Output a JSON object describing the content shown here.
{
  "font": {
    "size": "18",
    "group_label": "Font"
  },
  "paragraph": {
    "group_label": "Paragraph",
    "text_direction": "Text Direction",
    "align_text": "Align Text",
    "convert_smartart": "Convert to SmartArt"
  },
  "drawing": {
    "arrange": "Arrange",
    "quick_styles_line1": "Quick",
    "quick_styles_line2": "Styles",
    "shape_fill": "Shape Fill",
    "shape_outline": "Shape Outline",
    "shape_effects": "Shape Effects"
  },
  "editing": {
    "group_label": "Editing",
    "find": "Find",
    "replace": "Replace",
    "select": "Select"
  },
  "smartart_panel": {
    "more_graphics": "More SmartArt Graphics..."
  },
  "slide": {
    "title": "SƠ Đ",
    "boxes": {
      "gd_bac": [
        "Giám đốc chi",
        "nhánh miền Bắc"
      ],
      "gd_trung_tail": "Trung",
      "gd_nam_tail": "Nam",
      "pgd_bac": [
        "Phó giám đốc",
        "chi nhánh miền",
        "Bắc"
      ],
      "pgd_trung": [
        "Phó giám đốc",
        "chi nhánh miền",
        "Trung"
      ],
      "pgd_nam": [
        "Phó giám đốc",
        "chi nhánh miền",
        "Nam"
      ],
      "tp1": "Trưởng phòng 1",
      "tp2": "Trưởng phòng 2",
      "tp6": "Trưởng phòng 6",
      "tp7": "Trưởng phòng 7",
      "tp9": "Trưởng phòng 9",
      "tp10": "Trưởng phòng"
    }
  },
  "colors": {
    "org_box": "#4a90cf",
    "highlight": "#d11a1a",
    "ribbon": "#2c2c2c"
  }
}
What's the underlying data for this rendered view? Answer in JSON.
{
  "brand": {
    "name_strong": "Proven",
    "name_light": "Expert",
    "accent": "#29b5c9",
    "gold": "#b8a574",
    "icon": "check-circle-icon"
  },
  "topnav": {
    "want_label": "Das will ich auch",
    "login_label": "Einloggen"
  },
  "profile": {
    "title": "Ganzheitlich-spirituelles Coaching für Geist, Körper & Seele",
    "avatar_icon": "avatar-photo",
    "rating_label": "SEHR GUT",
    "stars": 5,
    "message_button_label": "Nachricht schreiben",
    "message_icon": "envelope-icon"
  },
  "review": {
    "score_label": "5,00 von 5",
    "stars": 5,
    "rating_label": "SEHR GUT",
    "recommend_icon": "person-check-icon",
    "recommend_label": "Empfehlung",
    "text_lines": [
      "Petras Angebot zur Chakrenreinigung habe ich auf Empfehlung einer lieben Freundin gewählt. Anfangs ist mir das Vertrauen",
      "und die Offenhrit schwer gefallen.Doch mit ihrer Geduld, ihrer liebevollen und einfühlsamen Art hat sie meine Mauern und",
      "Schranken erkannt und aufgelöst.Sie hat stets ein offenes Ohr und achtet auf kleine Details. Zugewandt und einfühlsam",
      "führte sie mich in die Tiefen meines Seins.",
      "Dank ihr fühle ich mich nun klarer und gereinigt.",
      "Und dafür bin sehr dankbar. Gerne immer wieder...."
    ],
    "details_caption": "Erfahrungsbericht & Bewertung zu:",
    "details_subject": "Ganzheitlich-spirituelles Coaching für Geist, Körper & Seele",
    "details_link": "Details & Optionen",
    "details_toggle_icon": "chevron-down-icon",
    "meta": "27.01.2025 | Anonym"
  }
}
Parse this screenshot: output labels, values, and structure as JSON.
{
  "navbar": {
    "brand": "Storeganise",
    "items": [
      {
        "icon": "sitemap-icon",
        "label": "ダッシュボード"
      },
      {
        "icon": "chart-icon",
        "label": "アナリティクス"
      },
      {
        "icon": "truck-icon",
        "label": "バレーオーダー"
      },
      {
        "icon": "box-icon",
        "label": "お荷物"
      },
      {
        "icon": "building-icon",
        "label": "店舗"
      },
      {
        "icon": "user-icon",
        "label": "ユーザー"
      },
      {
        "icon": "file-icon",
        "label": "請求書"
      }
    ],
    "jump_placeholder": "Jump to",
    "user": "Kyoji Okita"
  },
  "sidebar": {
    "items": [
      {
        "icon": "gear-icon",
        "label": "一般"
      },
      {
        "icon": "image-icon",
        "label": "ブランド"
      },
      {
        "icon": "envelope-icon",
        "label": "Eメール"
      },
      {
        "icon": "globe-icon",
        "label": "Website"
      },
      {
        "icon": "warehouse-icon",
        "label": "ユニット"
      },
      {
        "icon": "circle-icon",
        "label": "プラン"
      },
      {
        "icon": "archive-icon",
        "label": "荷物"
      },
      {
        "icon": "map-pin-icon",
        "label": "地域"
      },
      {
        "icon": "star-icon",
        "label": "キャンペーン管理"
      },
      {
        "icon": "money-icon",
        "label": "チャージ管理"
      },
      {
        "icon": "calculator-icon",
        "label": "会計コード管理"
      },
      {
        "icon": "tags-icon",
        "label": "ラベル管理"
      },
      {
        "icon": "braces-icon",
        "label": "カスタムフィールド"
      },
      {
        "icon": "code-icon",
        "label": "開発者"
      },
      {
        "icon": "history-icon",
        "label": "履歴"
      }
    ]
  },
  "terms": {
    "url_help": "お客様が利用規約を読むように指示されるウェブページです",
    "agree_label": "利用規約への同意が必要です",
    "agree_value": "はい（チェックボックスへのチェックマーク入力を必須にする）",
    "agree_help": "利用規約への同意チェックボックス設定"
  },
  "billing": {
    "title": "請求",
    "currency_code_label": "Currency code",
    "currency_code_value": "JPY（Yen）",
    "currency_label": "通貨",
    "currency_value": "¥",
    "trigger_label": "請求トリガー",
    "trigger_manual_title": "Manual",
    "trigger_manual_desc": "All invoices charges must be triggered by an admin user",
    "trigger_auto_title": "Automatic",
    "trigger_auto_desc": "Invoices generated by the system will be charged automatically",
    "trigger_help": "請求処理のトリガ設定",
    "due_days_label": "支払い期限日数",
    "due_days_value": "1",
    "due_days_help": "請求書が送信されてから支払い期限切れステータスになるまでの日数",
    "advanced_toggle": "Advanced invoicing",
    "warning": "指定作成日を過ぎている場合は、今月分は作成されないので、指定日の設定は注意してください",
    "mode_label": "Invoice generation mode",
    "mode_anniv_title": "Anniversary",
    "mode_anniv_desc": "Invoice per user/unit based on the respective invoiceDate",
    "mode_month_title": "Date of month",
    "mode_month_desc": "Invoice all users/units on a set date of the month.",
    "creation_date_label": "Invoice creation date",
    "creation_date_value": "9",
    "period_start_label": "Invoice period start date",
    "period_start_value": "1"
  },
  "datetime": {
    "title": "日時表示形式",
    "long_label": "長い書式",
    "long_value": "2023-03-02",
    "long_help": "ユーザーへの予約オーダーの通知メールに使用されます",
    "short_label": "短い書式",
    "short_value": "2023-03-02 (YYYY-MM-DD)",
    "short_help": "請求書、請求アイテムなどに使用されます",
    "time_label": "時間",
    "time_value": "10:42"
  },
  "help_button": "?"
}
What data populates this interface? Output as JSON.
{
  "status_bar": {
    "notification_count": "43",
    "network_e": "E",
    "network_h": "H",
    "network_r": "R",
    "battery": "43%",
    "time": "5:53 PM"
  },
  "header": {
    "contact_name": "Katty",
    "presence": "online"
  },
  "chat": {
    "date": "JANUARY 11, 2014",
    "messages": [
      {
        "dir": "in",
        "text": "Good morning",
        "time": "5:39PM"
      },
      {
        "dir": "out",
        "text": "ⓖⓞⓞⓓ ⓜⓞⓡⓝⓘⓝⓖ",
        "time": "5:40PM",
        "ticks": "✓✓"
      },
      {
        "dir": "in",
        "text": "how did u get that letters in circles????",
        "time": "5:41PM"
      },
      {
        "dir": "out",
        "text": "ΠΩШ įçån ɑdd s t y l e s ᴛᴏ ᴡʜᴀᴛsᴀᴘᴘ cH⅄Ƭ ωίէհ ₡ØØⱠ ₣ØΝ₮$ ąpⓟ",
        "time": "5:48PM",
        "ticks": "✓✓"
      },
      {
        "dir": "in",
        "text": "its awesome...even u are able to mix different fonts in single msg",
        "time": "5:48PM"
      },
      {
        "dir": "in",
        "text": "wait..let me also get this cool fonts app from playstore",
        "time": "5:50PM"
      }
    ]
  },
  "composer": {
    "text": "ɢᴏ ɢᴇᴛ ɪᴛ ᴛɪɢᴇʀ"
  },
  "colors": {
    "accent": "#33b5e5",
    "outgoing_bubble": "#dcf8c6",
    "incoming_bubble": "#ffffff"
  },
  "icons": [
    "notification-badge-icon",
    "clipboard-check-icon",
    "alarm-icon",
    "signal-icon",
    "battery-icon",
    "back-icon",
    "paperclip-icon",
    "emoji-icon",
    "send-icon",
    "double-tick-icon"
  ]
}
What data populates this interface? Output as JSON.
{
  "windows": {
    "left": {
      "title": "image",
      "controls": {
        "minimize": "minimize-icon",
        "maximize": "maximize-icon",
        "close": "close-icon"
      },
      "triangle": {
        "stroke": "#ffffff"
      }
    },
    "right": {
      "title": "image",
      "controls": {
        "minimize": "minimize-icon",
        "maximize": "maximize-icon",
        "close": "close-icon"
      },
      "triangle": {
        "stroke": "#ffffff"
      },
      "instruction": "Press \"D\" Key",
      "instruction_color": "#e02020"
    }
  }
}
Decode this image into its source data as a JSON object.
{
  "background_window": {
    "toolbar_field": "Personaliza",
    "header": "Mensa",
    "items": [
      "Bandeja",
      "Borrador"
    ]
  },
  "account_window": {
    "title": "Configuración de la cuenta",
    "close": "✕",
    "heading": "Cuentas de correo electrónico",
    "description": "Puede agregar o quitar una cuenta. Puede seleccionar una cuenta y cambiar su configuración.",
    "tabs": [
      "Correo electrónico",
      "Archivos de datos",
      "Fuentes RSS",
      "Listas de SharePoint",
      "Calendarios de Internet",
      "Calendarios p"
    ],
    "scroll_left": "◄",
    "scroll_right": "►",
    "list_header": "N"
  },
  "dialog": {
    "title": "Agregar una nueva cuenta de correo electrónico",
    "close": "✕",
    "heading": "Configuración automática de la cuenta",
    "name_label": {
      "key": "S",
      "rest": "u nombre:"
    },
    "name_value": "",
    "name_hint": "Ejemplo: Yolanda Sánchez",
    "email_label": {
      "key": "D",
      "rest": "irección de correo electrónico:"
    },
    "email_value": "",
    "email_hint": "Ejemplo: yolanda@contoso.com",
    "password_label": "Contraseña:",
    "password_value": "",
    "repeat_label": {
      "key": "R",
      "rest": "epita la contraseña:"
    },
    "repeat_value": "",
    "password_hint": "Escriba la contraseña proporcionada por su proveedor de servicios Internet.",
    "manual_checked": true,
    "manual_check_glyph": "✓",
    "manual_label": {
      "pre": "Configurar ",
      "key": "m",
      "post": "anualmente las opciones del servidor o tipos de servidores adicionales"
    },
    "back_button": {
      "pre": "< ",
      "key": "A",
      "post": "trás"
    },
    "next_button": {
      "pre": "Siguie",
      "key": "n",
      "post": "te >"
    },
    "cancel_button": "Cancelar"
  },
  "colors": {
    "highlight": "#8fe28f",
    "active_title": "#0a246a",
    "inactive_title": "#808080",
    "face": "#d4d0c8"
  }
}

### What this task involves
Using the records above, copy every line that has the word "object" in it.

### Full answer
Output a JSON object describing the content shown here.
Decode this image into its source data as a JSON object.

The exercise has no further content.